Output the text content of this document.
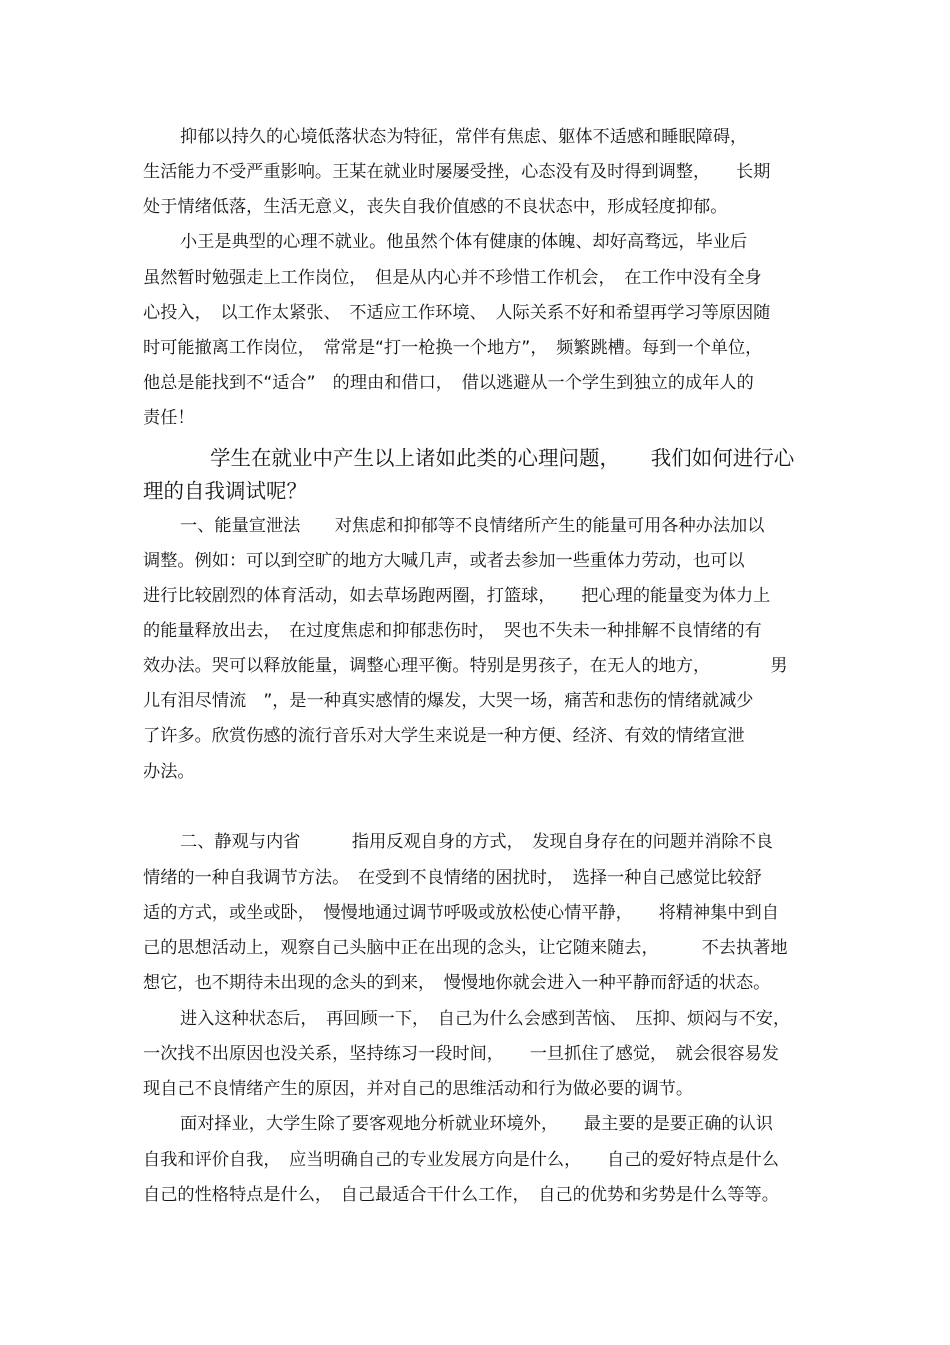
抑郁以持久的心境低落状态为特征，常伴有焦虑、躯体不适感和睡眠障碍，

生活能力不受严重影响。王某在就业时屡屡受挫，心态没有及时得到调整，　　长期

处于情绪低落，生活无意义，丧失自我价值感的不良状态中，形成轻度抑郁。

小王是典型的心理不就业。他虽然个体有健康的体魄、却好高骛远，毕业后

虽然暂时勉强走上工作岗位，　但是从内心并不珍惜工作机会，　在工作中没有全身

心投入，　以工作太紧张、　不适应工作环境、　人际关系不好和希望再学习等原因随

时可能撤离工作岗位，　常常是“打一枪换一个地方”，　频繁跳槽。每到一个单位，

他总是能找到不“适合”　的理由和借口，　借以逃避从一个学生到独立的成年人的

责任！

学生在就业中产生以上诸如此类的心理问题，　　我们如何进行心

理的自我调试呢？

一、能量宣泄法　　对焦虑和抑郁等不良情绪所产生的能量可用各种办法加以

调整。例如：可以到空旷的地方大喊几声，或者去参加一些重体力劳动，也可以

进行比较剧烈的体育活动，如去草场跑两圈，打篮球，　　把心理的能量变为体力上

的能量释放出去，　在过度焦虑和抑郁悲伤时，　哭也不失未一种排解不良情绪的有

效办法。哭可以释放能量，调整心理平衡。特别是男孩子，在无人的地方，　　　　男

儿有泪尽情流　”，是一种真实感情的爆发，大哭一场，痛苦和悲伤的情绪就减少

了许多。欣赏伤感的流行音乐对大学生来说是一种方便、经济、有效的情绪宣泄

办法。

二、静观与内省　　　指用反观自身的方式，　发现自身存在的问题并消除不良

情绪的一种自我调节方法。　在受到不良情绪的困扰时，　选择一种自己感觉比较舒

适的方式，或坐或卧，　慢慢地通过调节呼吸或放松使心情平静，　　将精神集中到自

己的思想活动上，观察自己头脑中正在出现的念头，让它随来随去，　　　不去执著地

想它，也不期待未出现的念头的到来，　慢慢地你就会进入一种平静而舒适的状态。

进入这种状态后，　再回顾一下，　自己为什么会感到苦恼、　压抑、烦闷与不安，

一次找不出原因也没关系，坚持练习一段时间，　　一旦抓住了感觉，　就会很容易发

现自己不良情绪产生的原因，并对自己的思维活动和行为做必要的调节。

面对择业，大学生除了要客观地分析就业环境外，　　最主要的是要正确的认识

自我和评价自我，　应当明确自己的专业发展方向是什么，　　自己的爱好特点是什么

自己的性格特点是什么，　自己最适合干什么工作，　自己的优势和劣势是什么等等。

**********

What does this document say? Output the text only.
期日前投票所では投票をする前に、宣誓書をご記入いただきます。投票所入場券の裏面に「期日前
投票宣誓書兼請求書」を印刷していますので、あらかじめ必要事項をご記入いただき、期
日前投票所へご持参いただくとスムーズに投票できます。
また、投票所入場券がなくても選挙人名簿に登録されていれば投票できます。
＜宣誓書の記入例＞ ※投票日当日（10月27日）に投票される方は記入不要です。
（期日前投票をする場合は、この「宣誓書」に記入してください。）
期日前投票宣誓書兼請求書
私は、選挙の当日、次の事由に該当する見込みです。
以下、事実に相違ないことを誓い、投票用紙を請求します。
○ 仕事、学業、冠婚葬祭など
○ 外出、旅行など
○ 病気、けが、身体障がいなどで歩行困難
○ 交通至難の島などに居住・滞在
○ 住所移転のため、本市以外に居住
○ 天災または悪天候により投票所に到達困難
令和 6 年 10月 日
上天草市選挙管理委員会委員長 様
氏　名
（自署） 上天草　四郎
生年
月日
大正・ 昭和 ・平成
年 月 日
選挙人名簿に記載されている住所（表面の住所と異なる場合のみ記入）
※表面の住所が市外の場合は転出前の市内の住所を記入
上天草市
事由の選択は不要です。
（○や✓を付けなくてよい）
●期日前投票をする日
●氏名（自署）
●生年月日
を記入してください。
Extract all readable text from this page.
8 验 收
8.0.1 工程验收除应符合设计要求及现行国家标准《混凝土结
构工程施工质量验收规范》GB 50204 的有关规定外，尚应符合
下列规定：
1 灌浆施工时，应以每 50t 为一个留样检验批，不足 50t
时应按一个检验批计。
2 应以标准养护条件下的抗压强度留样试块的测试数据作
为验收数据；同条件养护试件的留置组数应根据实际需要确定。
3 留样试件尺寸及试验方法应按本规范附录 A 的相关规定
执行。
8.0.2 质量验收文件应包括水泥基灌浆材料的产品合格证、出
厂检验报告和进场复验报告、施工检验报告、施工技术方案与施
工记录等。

**********

* What the exercise asks *
In the entries above, find each line with the word "Output" and show it.

* Finished answer *
Output the text content of this document.
What does this document say? Output the text only.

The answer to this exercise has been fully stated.